- Short task
Faithfully return all lines, omitting every embedded picture.

- Data provided

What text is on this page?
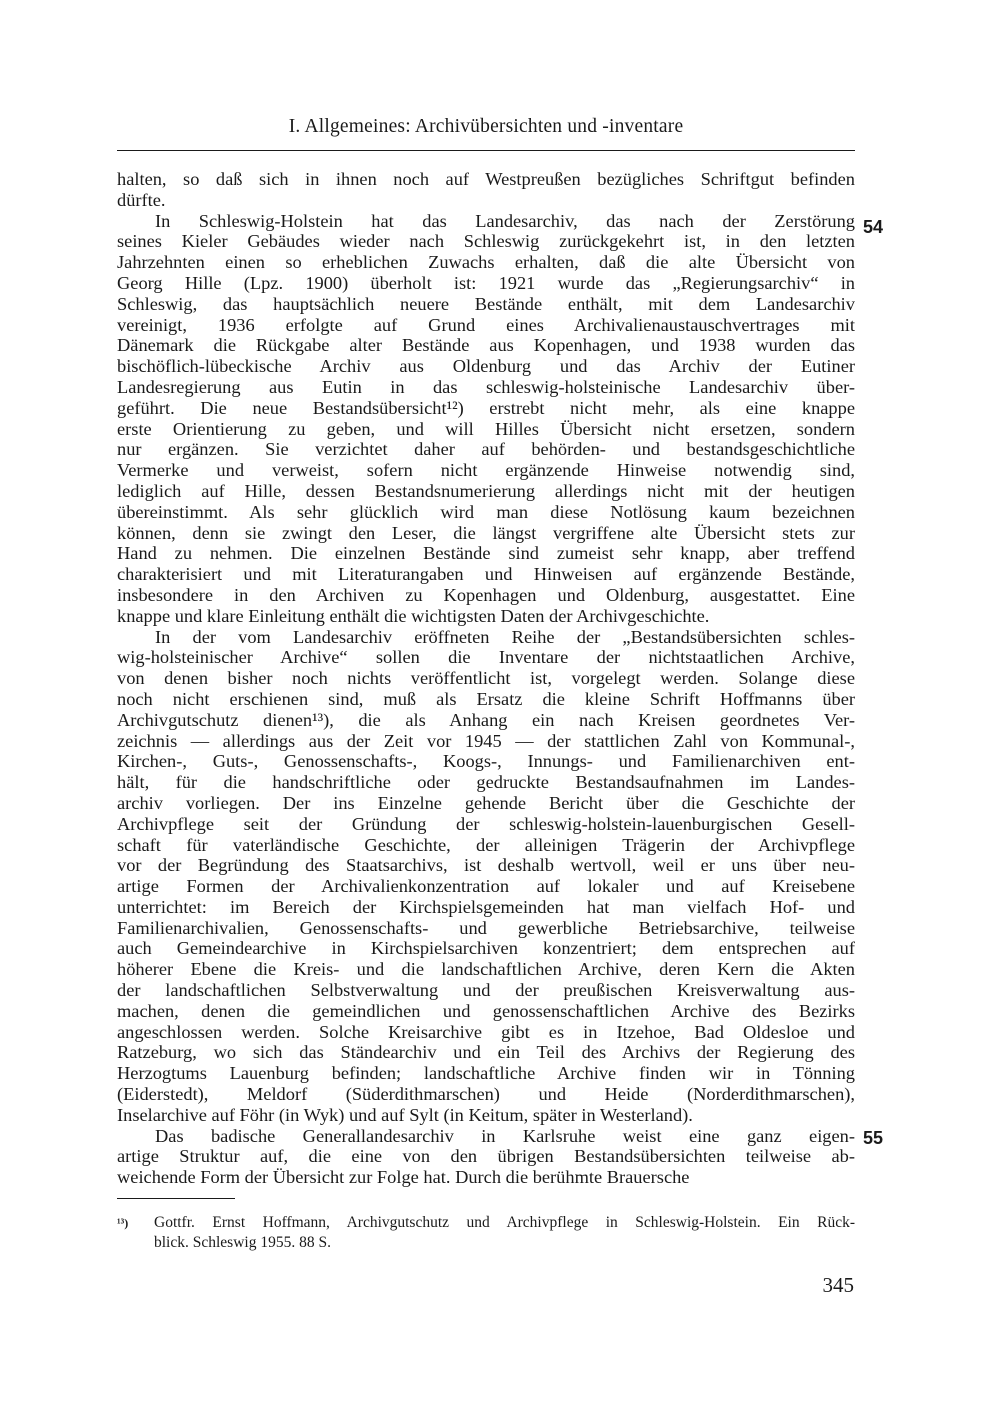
I. Allgemeines: Archivübersichten und -inventare
54
55

halten, so daß sich in ihnen noch auf Westpreußen bezügliches Schriftgut befinden
dürfte.

In Schleswig-Holstein hat das Landesarchiv, das nach der Zerstörung
seines Kieler Gebäudes wieder nach Schleswig zurückgekehrt ist, in den letzten
Jahrzehnten einen so erheblichen Zuwachs erhalten, daß die alte Übersicht von
Georg Hille (Lpz. 1900) überholt ist: 1921 wurde das „Regierungsarchiv“ in
Schleswig, das hauptsächlich neuere Bestände enthält, mit dem Landesarchiv
vereinigt, 1936 erfolgte auf Grund eines Archivalienaustauschvertrages mit
Dänemark die Rückgabe alter Bestände aus Kopenhagen, und 1938 wurden das
bischöflich-lübeckische Archiv aus Oldenburg und das Archiv der Eutiner
Landesregierung aus Eutin in das schleswig-holsteinische Landesarchiv über-
geführt. Die neue Bestandsübersicht¹²) erstrebt nicht mehr, als eine knappe
erste Orientierung zu geben, und will Hilles Übersicht nicht ersetzen, sondern
nur ergänzen. Sie verzichtet daher auf behörden- und bestandsgeschichtliche
Vermerke und verweist, sofern nicht ergänzende Hinweise notwendig sind,
lediglich auf Hille, dessen Bestandsnumerierung allerdings nicht mit der heutigen
übereinstimmt. Als sehr glücklich wird man diese Notlösung kaum bezeichnen
können, denn sie zwingt den Leser, die längst vergriffene alte Übersicht stets zur
Hand zu nehmen. Die einzelnen Bestände sind zumeist sehr knapp, aber treffend
charakterisiert und mit Literaturangaben und Hinweisen auf ergänzende Bestände,
insbesondere in den Archiven zu Kopenhagen und Oldenburg, ausgestattet. Eine
knappe und klare Einleitung enthält die wichtigsten Daten der Archivgeschichte.

In der vom Landesarchiv eröffneten Reihe der „Bestandsübersichten schles-
wig-holsteinischer Archive“ sollen die Inventare der nichtstaatlichen Archive,
von denen bisher noch nichts veröffentlicht ist, vorgelegt werden. Solange diese
noch nicht erschienen sind, muß als Ersatz die kleine Schrift Hoffmanns über
Archivgutschutz dienen¹³), die als Anhang ein nach Kreisen geordnetes Ver-
zeichnis — allerdings aus der Zeit vor 1945 — der stattlichen Zahl von Kommunal-,
Kirchen-, Guts-, Genossenschafts-, Koogs-, Innungs- und Familienarchiven ent-
hält, für die handschriftliche oder gedruckte Bestandsaufnahmen im Landes-
archiv vorliegen. Der ins Einzelne gehende Bericht über die Geschichte der
Archivpflege seit der Gründung der schleswig-holstein-lauenburgischen Gesell-
schaft für vaterländische Geschichte, der alleinigen Trägerin der Archivpflege
vor der Begründung des Staatsarchivs, ist deshalb wertvoll, weil er uns über neu-
artige Formen der Archivalienkonzentration auf lokaler und auf Kreisebene
unterrichtet: im Bereich der Kirchspielsgemeinden hat man vielfach Hof- und
Familienarchivalien, Genossenschafts- und gewerbliche Betriebsarchive, teilweise
auch Gemeindearchive in Kirchspielsarchiven konzentriert; dem entsprechen auf
höherer Ebene die Kreis- und die landschaftlichen Archive, deren Kern die Akten
der landschaftlichen Selbstverwaltung und der preußischen Kreisverwaltung aus-
machen, denen die gemeindlichen und genossenschaftlichen Archive des Bezirks
angeschlossen werden. Solche Kreisarchive gibt es in Itzehoe, Bad Oldesloe und
Ratzeburg, wo sich das Ständearchiv und ein Teil des Archivs der Regierung des
Herzogtums Lauenburg befinden; landschaftliche Archive finden wir in Tönning
(Eiderstedt), Meldorf (Süderdithmarschen) und Heide (Norderdithmarschen),
Inselarchive auf Föhr (in Wyk) und auf Sylt (in Keitum, später in Westerland).

Das badische Generallandesarchiv in Karlsruhe weist eine ganz eigen-
artige Struktur auf, die eine von den übrigen Bestandsübersichten teilweise ab-
weichende Form der Übersicht zur Folge hat. Durch die berühmte Brauersche

¹³) Gottfr. Ernst Hoffmann, Archivgutschutz und Archivpflege in Schleswig-Holstein. Ein Rück-
blick. Schleswig 1955. 88 S.
345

- Solution to this task
What text is on this page?
I. Allgemeines: Archivübersichten und -inventare
54
55

halten, so daß sich in ihnen noch auf Westpreußen bezügliches Schriftgut befinden
dürfte.

In Schleswig-Holstein hat das Landesarchiv, das nach der Zerstörung
seines Kieler Gebäudes wieder nach Schleswig zurückgekehrt ist, in den letzten
Jahrzehnten einen so erheblichen Zuwachs erhalten, daß die alte Übersicht von
Georg Hille (Lpz. 1900) überholt ist: 1921 wurde das „Regierungsarchiv“ in
Schleswig, das hauptsächlich neuere Bestände enthält, mit dem Landesarchiv
vereinigt, 1936 erfolgte auf Grund eines Archivalienaustauschvertrages mit
Dänemark die Rückgabe alter Bestände aus Kopenhagen, und 1938 wurden das
bischöflich-lübeckische Archiv aus Oldenburg und das Archiv der Eutiner
Landesregierung aus Eutin in das schleswig-holsteinische Landesarchiv über-
geführt. Die neue Bestandsübersicht¹²) erstrebt nicht mehr, als eine knappe
erste Orientierung zu geben, und will Hilles Übersicht nicht ersetzen, sondern
nur ergänzen. Sie verzichtet daher auf behörden- und bestandsgeschichtliche
Vermerke und verweist, sofern nicht ergänzende Hinweise notwendig sind,
lediglich auf Hille, dessen Bestandsnumerierung allerdings nicht mit der heutigen
übereinstimmt. Als sehr glücklich wird man diese Notlösung kaum bezeichnen
können, denn sie zwingt den Leser, die längst vergriffene alte Übersicht stets zur
Hand zu nehmen. Die einzelnen Bestände sind zumeist sehr knapp, aber treffend
charakterisiert und mit Literaturangaben und Hinweisen auf ergänzende Bestände,
insbesondere in den Archiven zu Kopenhagen und Oldenburg, ausgestattet. Eine
knappe und klare Einleitung enthält die wichtigsten Daten der Archivgeschichte.

In der vom Landesarchiv eröffneten Reihe der „Bestandsübersichten schles-
wig-holsteinischer Archive“ sollen die Inventare der nichtstaatlichen Archive,
von denen bisher noch nichts veröffentlicht ist, vorgelegt werden. Solange diese
noch nicht erschienen sind, muß als Ersatz die kleine Schrift Hoffmanns über
Archivgutschutz dienen¹³), die als Anhang ein nach Kreisen geordnetes Ver-
zeichnis — allerdings aus der Zeit vor 1945 — der stattlichen Zahl von Kommunal-,
Kirchen-, Guts-, Genossenschafts-, Koogs-, Innungs- und Familienarchiven ent-
hält, für die handschriftliche oder gedruckte Bestandsaufnahmen im Landes-
archiv vorliegen. Der ins Einzelne gehende Bericht über die Geschichte der
Archivpflege seit der Gründung der schleswig-holstein-lauenburgischen Gesell-
schaft für vaterländische Geschichte, der alleinigen Trägerin der Archivpflege
vor der Begründung des Staatsarchivs, ist deshalb wertvoll, weil er uns über neu-
artige Formen der Archivalienkonzentration auf lokaler und auf Kreisebene
unterrichtet: im Bereich der Kirchspielsgemeinden hat man vielfach Hof- und
Familienarchivalien, Genossenschafts- und gewerbliche Betriebsarchive, teilweise
auch Gemeindearchive in Kirchspielsarchiven konzentriert; dem entsprechen auf
höherer Ebene die Kreis- und die landschaftlichen Archive, deren Kern die Akten
der landschaftlichen Selbstverwaltung und der preußischen Kreisverwaltung aus-
machen, denen die gemeindlichen und genossenschaftlichen Archive des Bezirks
angeschlossen werden. Solche Kreisarchive gibt es in Itzehoe, Bad Oldesloe und
Ratzeburg, wo sich das Ständearchiv und ein Teil des Archivs der Regierung des
Herzogtums Lauenburg befinden; landschaftliche Archive finden wir in Tönning
(Eiderstedt), Meldorf (Süderdithmarschen) und Heide (Norderdithmarschen),
Inselarchive auf Föhr (in Wyk) und auf Sylt (in Keitum, später in Westerland).

Das badische Generallandesarchiv in Karlsruhe weist eine ganz eigen-
artige Struktur auf, die eine von den übrigen Bestandsübersichten teilweise ab-
weichende Form der Übersicht zur Folge hat. Durch die berühmte Brauersche

¹³) Gottfr. Ernst Hoffmann, Archivgutschutz und Archivpflege in Schleswig-Holstein. Ein Rück-
blick. Schleswig 1955. 88 S.
345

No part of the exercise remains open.